Transcribe all the entries word for word, but omit the images.
****************************************
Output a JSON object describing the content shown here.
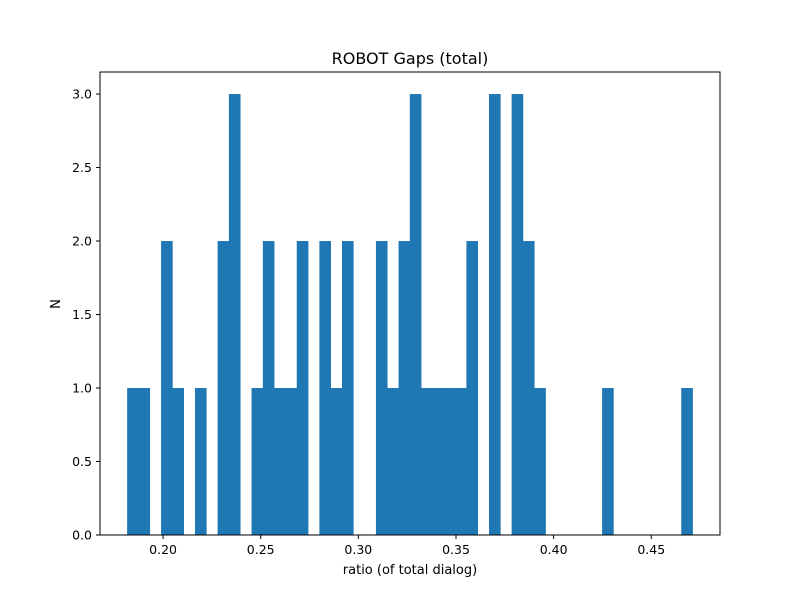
{
  "chart_data": {
    "type": "bar",
    "title": "ROBOT Gaps (total)",
    "xlabel": "ratio (of total dialog)",
    "ylabel": "N",
    "xlim": [
      0.1677,
      0.4852
    ],
    "ylim": [
      0,
      3.15
    ],
    "x_ticks": [
      "0.20",
      "0.25",
      "0.30",
      "0.35",
      "0.40",
      "0.45"
    ],
    "x_tick_values": [
      0.2,
      0.25,
      0.3,
      0.35,
      0.4,
      0.45
    ],
    "y_ticks": [
      "0.0",
      "0.5",
      "1.0",
      "1.5",
      "2.0",
      "2.5",
      "3.0"
    ],
    "y_tick_values": [
      0,
      0.5,
      1,
      1.5,
      2,
      2.5,
      3
    ],
    "bin_start": 0.1816,
    "bin_width": 0.005791,
    "counts": [
      1,
      1,
      0,
      2,
      1,
      0,
      1,
      0,
      2,
      3,
      0,
      1,
      2,
      1,
      1,
      2,
      0,
      2,
      1,
      2,
      0,
      0,
      2,
      1,
      2,
      3,
      1,
      1,
      1,
      1,
      2,
      0,
      3,
      0,
      3,
      2,
      1,
      0,
      0,
      0,
      0,
      0,
      1,
      0,
      0,
      0,
      0,
      0,
      0,
      1
    ],
    "bar_color": "#1f77b4",
    "grid": false,
    "legend": "none"
  }
}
****************************************
- THE REPLY:
Output a JSON object describing the content shown here.
{
  "chart_data": {
    "type": "bar",
    "title": "ROBOT Gaps (total)",
    "xlabel": "ratio (of total dialog)",
    "ylabel": "N",
    "xlim": [
      0.1677,
      0.4852
    ],
    "ylim": [
      0,
      3.15
    ],
    "x_ticks": [
      "0.20",
      "0.25",
      "0.30",
      "0.35",
      "0.40",
      "0.45"
    ],
    "x_tick_values": [
      0.2,
      0.25,
      0.3,
      0.35,
      0.4,
      0.45
    ],
    "y_ticks": [
      "0.0",
      "0.5",
      "1.0",
      "1.5",
      "2.0",
      "2.5",
      "3.0"
    ],
    "y_tick_values": [
      0,
      0.5,
      1,
      1.5,
      2,
      2.5,
      3
    ],
    "bin_start": 0.1816,
    "bin_width": 0.005791,
    "counts": [
      1,
      1,
      0,
      2,
      1,
      0,
      1,
      0,
      2,
      3,
      0,
      1,
      2,
      1,
      1,
      2,
      0,
      2,
      1,
      2,
      0,
      0,
      2,
      1,
      2,
      3,
      1,
      1,
      1,
      1,
      2,
      0,
      3,
      0,
      3,
      2,
      1,
      0,
      0,
      0,
      0,
      0,
      1,
      0,
      0,
      0,
      0,
      0,
      0,
      1
    ],
    "bar_color": "#1f77b4",
    "grid": false,
    "legend": "none"
  }
}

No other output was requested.